*Records for this task*
#####

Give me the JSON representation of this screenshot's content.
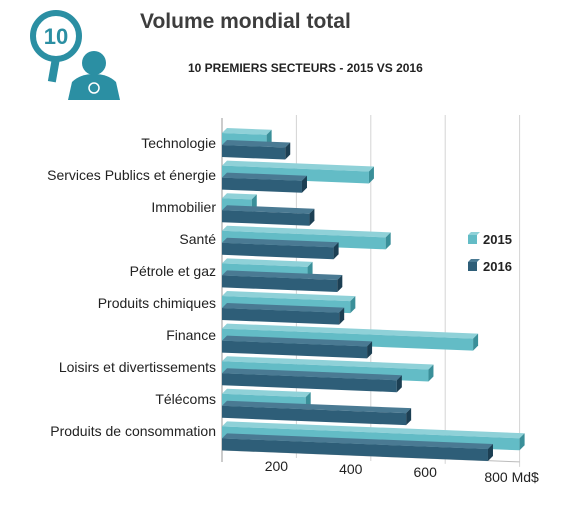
{
  "header": {
    "badge_number": "10",
    "title": "Volume mondial total",
    "subtitle": "10 PREMIERS SECTEURS - 2015 VS 2016"
  },
  "colors": {
    "s2015_front": "#63bcc6",
    "s2015_top": "#8fd1d8",
    "s2015_end": "#3a8f99",
    "s2016_front": "#2e5e78",
    "s2016_top": "#4a7a93",
    "s2016_end": "#1c3f53",
    "badge": "#2b8fa3"
  },
  "chart_data": {
    "type": "bar",
    "orientation": "horizontal",
    "title": "Volume mondial total",
    "subtitle": "10 PREMIERS SECTEURS - 2015 VS 2016",
    "categories": [
      "Technologie",
      "Services Publics et énergie",
      "Immobilier",
      "Santé",
      "Pétrole et gaz",
      "Produits chimiques",
      "Finance",
      "Loisirs et divertissements",
      "Télécoms",
      "Produits de consommation"
    ],
    "series": [
      {
        "name": "2015",
        "values": [
          120,
          395,
          80,
          440,
          230,
          345,
          675,
          555,
          225,
          810
        ]
      },
      {
        "name": "2016",
        "values": [
          170,
          215,
          235,
          300,
          310,
          315,
          390,
          470,
          495,
          715
        ]
      }
    ],
    "xlim": [
      0,
      800
    ],
    "tick_labels": [
      "200",
      "400",
      "600",
      "800 Md$"
    ],
    "legend_position": "right",
    "grid": true
  }
}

#####

*Stated task*
Some lines of the records may hold the word "Produits". How many do? Answer with a number and nothing else.

*Reply*
2